** start **

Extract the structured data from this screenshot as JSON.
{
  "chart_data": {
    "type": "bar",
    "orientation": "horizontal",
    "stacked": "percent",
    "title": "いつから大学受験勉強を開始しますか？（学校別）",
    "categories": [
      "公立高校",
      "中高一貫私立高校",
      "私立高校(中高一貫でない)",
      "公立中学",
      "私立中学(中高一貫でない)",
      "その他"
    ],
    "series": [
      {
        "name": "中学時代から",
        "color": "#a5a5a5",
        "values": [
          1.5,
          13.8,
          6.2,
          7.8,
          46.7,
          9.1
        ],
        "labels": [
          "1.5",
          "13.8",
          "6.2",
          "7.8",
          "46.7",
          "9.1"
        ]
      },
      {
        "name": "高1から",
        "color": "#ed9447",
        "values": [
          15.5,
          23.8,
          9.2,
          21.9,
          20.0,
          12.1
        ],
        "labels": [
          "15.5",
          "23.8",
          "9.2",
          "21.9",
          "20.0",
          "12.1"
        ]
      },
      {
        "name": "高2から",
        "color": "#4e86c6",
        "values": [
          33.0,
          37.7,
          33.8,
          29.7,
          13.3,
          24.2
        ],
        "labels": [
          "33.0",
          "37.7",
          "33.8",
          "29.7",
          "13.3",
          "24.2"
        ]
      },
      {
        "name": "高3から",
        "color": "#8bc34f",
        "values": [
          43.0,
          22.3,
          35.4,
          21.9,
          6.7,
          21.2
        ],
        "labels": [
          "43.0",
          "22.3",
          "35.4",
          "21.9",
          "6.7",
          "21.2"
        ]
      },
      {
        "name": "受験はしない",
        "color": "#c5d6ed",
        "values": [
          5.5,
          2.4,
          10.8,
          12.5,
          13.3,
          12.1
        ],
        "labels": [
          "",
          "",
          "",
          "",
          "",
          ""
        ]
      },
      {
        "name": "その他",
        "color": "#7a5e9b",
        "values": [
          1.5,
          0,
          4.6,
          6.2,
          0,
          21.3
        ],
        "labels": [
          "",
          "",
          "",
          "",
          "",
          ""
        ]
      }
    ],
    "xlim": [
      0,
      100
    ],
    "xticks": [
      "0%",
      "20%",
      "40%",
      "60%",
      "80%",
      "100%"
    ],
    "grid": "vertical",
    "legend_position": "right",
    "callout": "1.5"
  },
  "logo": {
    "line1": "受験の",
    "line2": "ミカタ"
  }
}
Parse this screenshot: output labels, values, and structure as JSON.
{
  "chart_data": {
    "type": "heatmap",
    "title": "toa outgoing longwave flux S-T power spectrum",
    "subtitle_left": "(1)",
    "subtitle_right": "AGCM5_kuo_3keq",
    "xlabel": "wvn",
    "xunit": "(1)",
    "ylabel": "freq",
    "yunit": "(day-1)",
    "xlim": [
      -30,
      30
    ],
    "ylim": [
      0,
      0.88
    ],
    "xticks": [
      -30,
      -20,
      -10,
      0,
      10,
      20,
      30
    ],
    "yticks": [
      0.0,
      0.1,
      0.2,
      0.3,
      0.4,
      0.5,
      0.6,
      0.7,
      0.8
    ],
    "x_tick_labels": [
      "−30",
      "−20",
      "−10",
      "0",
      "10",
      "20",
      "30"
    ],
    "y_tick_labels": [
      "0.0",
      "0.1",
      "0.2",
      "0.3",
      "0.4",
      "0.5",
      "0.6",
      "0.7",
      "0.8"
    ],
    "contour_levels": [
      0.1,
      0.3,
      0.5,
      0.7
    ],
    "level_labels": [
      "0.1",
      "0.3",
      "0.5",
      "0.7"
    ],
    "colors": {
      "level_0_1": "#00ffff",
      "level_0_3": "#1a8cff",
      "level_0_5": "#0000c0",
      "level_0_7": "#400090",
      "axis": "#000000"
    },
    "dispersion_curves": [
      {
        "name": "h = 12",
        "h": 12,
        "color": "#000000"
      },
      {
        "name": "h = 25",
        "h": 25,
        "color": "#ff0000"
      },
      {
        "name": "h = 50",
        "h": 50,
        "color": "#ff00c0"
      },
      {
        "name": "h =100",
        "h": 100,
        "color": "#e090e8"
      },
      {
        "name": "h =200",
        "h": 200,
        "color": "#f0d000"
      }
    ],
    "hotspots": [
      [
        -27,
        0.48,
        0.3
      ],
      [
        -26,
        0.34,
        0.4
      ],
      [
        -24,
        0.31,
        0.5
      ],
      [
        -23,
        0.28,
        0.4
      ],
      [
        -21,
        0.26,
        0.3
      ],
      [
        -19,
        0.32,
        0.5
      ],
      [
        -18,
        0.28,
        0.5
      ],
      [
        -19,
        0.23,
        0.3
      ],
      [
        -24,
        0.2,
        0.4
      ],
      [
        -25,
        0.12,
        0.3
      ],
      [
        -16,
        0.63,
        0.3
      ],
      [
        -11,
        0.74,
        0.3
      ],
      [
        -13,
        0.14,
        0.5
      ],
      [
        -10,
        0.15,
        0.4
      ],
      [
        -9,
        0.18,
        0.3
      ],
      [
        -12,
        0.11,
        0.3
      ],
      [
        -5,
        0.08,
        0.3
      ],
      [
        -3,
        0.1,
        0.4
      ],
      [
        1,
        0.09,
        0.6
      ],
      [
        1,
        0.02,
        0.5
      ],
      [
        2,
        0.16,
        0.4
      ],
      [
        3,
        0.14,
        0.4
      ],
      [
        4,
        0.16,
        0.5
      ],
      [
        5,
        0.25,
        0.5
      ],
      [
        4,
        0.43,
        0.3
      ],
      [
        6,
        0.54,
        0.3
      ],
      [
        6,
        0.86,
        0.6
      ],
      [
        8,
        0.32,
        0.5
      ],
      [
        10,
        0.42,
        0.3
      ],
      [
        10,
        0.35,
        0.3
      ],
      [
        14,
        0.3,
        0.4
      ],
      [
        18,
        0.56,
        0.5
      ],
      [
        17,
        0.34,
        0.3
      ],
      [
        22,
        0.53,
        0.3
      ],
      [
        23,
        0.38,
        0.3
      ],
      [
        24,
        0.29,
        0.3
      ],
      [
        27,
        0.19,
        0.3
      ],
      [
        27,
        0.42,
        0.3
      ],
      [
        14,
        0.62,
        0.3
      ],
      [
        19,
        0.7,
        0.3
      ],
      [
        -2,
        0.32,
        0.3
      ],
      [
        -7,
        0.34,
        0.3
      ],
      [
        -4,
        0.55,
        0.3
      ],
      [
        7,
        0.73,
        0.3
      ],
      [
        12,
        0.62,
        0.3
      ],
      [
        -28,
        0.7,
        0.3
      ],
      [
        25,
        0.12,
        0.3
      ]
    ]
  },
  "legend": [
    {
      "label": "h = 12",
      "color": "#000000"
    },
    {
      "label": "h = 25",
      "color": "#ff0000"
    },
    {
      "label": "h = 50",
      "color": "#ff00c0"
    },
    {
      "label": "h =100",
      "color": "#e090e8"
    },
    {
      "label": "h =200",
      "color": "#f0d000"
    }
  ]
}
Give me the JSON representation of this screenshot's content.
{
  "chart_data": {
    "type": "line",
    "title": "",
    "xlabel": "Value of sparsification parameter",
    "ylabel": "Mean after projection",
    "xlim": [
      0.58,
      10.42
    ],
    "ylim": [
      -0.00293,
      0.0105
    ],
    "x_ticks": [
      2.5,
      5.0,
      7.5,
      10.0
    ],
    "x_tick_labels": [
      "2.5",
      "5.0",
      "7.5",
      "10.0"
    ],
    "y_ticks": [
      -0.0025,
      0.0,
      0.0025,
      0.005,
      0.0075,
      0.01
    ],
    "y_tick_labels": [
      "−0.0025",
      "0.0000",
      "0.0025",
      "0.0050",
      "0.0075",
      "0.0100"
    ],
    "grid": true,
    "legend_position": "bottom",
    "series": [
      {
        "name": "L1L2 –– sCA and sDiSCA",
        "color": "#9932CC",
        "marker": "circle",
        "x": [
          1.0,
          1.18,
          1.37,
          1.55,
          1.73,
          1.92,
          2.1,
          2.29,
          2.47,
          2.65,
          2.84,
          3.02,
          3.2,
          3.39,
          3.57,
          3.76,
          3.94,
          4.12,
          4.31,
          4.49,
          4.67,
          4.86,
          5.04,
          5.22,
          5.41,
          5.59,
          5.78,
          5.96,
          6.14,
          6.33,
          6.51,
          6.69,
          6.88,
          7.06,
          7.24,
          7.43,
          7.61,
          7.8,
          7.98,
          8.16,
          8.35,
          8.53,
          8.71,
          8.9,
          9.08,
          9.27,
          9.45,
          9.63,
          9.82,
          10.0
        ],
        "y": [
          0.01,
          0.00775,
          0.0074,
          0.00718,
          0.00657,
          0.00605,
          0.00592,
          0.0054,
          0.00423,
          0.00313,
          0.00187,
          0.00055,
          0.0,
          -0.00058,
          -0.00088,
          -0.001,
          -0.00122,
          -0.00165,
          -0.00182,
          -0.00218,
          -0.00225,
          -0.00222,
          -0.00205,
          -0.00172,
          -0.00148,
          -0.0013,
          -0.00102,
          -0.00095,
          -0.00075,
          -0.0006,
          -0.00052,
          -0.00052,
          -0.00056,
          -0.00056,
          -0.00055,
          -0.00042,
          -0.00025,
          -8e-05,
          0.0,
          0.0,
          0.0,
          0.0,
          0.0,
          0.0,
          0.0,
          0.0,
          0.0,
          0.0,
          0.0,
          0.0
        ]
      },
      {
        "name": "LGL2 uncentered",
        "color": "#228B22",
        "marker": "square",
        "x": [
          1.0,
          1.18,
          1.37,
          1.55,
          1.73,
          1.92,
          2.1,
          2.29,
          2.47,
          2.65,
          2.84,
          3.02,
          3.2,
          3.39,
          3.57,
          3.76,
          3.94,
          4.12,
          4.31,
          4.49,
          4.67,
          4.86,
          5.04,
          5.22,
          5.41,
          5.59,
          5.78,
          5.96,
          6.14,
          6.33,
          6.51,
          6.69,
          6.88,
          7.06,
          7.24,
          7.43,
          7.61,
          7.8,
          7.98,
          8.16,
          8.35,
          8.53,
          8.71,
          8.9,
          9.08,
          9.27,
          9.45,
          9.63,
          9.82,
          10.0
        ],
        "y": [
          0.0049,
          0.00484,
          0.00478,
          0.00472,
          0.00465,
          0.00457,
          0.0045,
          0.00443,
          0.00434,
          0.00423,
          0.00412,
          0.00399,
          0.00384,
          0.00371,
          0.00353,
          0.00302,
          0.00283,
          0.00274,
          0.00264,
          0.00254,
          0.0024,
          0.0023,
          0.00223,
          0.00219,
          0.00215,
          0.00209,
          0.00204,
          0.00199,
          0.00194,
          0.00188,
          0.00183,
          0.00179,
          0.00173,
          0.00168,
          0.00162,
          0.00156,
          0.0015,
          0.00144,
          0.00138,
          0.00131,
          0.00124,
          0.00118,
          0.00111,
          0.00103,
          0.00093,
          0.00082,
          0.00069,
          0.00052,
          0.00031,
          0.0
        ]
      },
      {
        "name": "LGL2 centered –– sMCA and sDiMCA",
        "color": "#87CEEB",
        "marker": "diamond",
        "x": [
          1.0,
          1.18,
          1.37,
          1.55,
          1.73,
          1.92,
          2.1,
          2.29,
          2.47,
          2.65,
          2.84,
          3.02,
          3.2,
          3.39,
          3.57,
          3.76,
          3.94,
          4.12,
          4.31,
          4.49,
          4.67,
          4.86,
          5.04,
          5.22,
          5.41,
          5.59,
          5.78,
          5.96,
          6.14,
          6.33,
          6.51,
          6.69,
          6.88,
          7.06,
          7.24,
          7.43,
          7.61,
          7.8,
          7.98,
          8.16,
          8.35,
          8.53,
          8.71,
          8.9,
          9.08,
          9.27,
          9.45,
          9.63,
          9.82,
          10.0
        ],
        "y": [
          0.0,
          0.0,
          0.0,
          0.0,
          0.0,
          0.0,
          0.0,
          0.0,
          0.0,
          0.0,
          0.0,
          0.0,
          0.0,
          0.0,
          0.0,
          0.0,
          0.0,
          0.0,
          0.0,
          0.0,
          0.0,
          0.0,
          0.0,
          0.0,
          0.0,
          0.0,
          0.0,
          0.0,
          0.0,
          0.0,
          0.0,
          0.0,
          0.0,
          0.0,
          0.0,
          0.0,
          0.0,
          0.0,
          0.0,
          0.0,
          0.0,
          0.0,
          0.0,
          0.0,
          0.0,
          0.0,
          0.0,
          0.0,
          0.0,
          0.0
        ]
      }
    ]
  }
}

** end **

Objective
Select all lines in the listing above where the word "screenshot" appears, and show them.

Output for this task
Extract the structured data from this screenshot as JSON.
Parse this screenshot: output labels, values, and structure as JSON.
Give me the JSON representation of this screenshot's content.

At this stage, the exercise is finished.